> **EXERCISE PROMPT**:
Reproduce the full listing below unchanged, apart from the pictures.

> **EXERCISE MATERIAL**:
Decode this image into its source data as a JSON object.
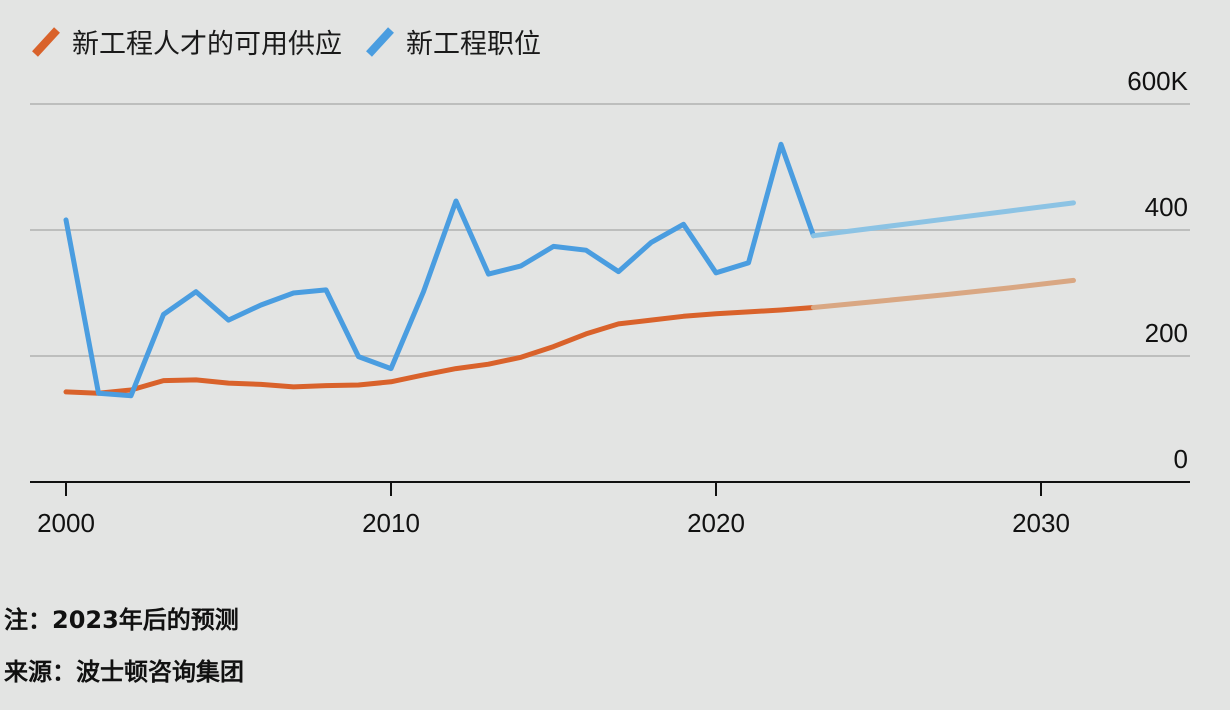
{
  "legend": [
    {
      "label": "新工程人才的可用供应",
      "color": "#d9622b"
    },
    {
      "label": "新工程职位",
      "color": "#4a9de0"
    }
  ],
  "notes": {
    "note_prefix": "注：",
    "note_text": "2023年后的预测",
    "source_prefix": "来源：",
    "source_text": "波士顿咨询集团"
  },
  "chart_data": {
    "type": "line",
    "title": "",
    "xlabel": "",
    "ylabel": "",
    "xlim": [
      1999,
      2035
    ],
    "ylim": [
      0,
      600
    ],
    "x_ticks": [
      2000,
      2010,
      2020,
      2030
    ],
    "x_tick_labels": [
      "2000",
      "2010",
      "2020",
      "2030"
    ],
    "y_ticks": [
      0,
      200,
      400,
      600
    ],
    "y_tick_labels": [
      "0",
      "200",
      "400",
      "600K"
    ],
    "grid": "horizontal",
    "legend_position": "top-left",
    "projection_note": "2023年后的预测",
    "series": [
      {
        "name": "新工程人才的可用供应",
        "color": "#d9622b",
        "projection_color": "#d9a783",
        "x": [
          2000,
          2001,
          2002,
          2003,
          2004,
          2005,
          2006,
          2007,
          2008,
          2009,
          2010,
          2011,
          2012,
          2013,
          2014,
          2015,
          2016,
          2017,
          2018,
          2019,
          2020,
          2021,
          2022,
          2023
        ],
        "values": [
          143,
          141,
          146,
          161,
          162,
          157,
          155,
          151,
          153,
          154,
          159,
          170,
          180,
          187,
          198,
          215,
          235,
          251,
          257,
          263,
          267,
          270,
          273,
          277
        ],
        "projection": {
          "x": [
            2023,
            2025,
            2027,
            2029,
            2031
          ],
          "values": [
            277,
            287,
            297,
            308,
            320
          ]
        }
      },
      {
        "name": "新工程职位",
        "color": "#4a9de0",
        "projection_color": "#8cc3e4",
        "x": [
          2000,
          2001,
          2002,
          2003,
          2004,
          2005,
          2006,
          2007,
          2008,
          2009,
          2010,
          2011,
          2012,
          2013,
          2014,
          2015,
          2016,
          2017,
          2018,
          2019,
          2020,
          2021,
          2022,
          2023
        ],
        "values": [
          416,
          141,
          137,
          266,
          302,
          257,
          281,
          300,
          305,
          199,
          180,
          302,
          446,
          330,
          343,
          374,
          368,
          334,
          380,
          409,
          332,
          348,
          536,
          391
        ],
        "projection": {
          "x": [
            2023,
            2025,
            2027,
            2029,
            2031
          ],
          "values": [
            391,
            404,
            417,
            430,
            443
          ]
        }
      }
    ]
  }
}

> **EXERCISE RESULT**:
Decode this image into its source data as a JSON object.
{
  "legend": [
    {
      "label": "新工程人才的可用供应",
      "color": "#d9622b"
    },
    {
      "label": "新工程职位",
      "color": "#4a9de0"
    }
  ],
  "notes": {
    "note_prefix": "注：",
    "note_text": "2023年后的预测",
    "source_prefix": "来源：",
    "source_text": "波士顿咨询集团"
  },
  "chart_data": {
    "type": "line",
    "title": "",
    "xlabel": "",
    "ylabel": "",
    "xlim": [
      1999,
      2035
    ],
    "ylim": [
      0,
      600
    ],
    "x_ticks": [
      2000,
      2010,
      2020,
      2030
    ],
    "x_tick_labels": [
      "2000",
      "2010",
      "2020",
      "2030"
    ],
    "y_ticks": [
      0,
      200,
      400,
      600
    ],
    "y_tick_labels": [
      "0",
      "200",
      "400",
      "600K"
    ],
    "grid": "horizontal",
    "legend_position": "top-left",
    "projection_note": "2023年后的预测",
    "series": [
      {
        "name": "新工程人才的可用供应",
        "color": "#d9622b",
        "projection_color": "#d9a783",
        "x": [
          2000,
          2001,
          2002,
          2003,
          2004,
          2005,
          2006,
          2007,
          2008,
          2009,
          2010,
          2011,
          2012,
          2013,
          2014,
          2015,
          2016,
          2017,
          2018,
          2019,
          2020,
          2021,
          2022,
          2023
        ],
        "values": [
          143,
          141,
          146,
          161,
          162,
          157,
          155,
          151,
          153,
          154,
          159,
          170,
          180,
          187,
          198,
          215,
          235,
          251,
          257,
          263,
          267,
          270,
          273,
          277
        ],
        "projection": {
          "x": [
            2023,
            2025,
            2027,
            2029,
            2031
          ],
          "values": [
            277,
            287,
            297,
            308,
            320
          ]
        }
      },
      {
        "name": "新工程职位",
        "color": "#4a9de0",
        "projection_color": "#8cc3e4",
        "x": [
          2000,
          2001,
          2002,
          2003,
          2004,
          2005,
          2006,
          2007,
          2008,
          2009,
          2010,
          2011,
          2012,
          2013,
          2014,
          2015,
          2016,
          2017,
          2018,
          2019,
          2020,
          2021,
          2022,
          2023
        ],
        "values": [
          416,
          141,
          137,
          266,
          302,
          257,
          281,
          300,
          305,
          199,
          180,
          302,
          446,
          330,
          343,
          374,
          368,
          334,
          380,
          409,
          332,
          348,
          536,
          391
        ],
        "projection": {
          "x": [
            2023,
            2025,
            2027,
            2029,
            2031
          ],
          "values": [
            391,
            404,
            417,
            430,
            443
          ]
        }
      }
    ]
  }
}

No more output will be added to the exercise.